─── Data

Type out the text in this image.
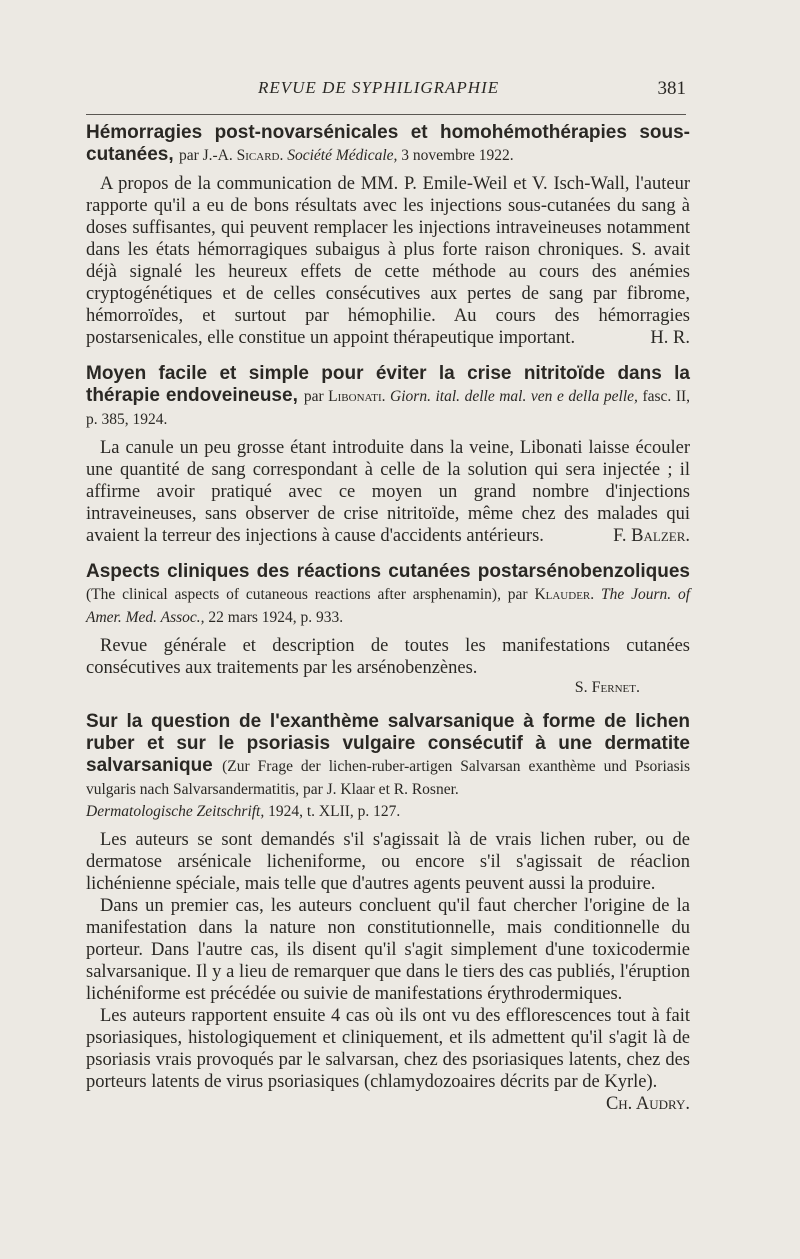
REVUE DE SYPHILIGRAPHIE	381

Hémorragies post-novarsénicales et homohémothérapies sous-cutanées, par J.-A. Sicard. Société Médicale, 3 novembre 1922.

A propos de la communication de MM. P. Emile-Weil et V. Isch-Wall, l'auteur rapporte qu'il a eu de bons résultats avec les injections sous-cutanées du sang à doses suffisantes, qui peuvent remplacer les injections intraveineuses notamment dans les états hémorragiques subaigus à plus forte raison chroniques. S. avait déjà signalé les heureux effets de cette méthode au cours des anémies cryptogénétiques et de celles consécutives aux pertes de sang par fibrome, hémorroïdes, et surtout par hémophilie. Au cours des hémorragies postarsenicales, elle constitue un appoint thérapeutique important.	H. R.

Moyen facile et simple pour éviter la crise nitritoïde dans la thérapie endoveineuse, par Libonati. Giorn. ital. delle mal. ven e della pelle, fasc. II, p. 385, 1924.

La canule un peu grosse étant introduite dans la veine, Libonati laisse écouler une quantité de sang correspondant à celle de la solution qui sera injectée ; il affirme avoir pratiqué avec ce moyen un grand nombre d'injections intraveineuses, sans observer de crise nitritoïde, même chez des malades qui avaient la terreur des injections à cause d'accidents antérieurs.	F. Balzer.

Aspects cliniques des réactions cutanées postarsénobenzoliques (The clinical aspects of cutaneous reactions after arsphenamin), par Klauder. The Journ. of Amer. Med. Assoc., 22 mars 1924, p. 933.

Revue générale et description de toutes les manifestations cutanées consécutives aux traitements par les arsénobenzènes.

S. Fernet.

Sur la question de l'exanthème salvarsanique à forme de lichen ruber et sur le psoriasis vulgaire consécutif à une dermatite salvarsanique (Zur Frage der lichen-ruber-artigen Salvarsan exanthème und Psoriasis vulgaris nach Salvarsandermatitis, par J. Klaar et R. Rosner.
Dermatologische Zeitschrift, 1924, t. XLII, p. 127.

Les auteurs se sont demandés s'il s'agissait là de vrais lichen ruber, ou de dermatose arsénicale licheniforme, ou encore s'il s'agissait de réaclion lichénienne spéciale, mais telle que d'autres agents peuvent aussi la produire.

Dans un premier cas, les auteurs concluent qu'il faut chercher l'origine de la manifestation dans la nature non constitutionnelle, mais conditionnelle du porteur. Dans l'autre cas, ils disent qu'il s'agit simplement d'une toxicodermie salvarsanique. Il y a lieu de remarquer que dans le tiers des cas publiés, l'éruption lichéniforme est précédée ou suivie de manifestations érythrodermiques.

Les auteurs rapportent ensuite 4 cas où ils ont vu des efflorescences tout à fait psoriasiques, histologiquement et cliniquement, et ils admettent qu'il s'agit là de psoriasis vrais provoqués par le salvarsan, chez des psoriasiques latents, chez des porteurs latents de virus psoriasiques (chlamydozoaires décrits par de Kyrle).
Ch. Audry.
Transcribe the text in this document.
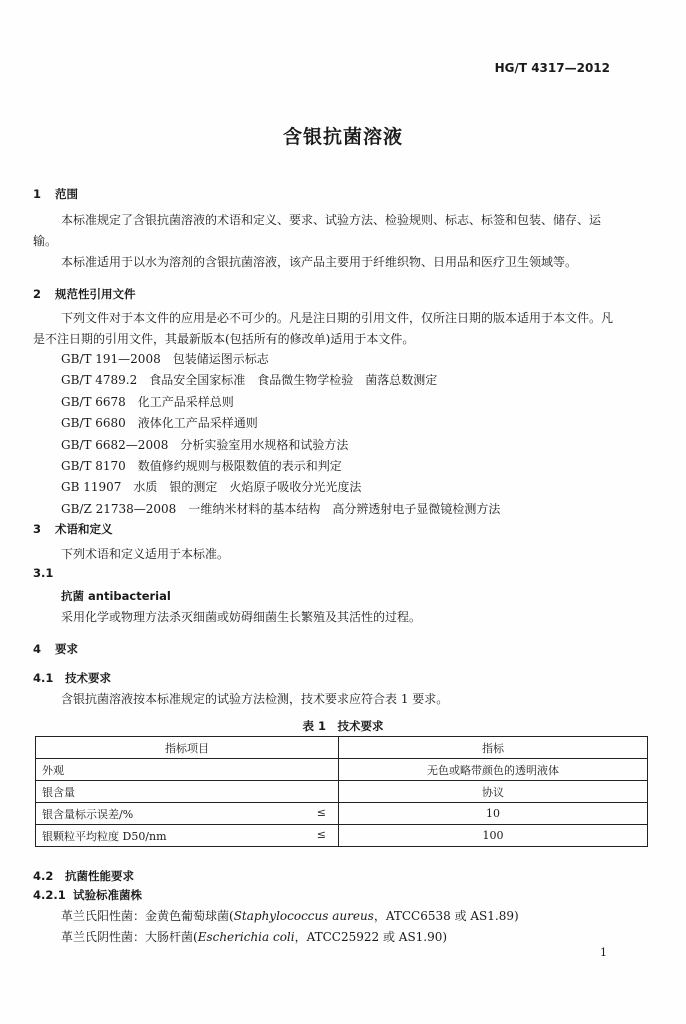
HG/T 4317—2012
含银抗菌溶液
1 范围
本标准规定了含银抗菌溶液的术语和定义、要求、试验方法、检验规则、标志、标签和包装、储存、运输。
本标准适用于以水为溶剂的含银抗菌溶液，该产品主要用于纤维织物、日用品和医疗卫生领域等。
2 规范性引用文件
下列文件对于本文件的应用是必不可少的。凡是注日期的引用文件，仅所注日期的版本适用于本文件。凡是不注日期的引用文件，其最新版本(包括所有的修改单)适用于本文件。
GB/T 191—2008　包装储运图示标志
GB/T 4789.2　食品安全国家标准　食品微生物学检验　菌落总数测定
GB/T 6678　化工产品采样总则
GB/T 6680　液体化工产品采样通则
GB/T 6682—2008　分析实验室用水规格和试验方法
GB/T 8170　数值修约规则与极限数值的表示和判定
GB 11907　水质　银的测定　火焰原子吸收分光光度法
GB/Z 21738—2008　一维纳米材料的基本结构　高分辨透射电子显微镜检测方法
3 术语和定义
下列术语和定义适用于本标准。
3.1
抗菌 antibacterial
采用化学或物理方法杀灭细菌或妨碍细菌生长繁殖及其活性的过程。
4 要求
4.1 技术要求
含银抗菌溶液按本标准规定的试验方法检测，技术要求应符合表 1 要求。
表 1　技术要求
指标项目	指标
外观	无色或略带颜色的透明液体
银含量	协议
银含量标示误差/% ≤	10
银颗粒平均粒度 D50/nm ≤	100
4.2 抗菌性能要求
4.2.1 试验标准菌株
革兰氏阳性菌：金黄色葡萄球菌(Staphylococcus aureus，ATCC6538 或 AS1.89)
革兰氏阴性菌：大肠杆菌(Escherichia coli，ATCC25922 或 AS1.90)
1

──────

#### Problem to solve
Copy out each line carrying the string "this" from the data.

#### Completed exercise
Type out the text in this image.
Transcribe the text in this document.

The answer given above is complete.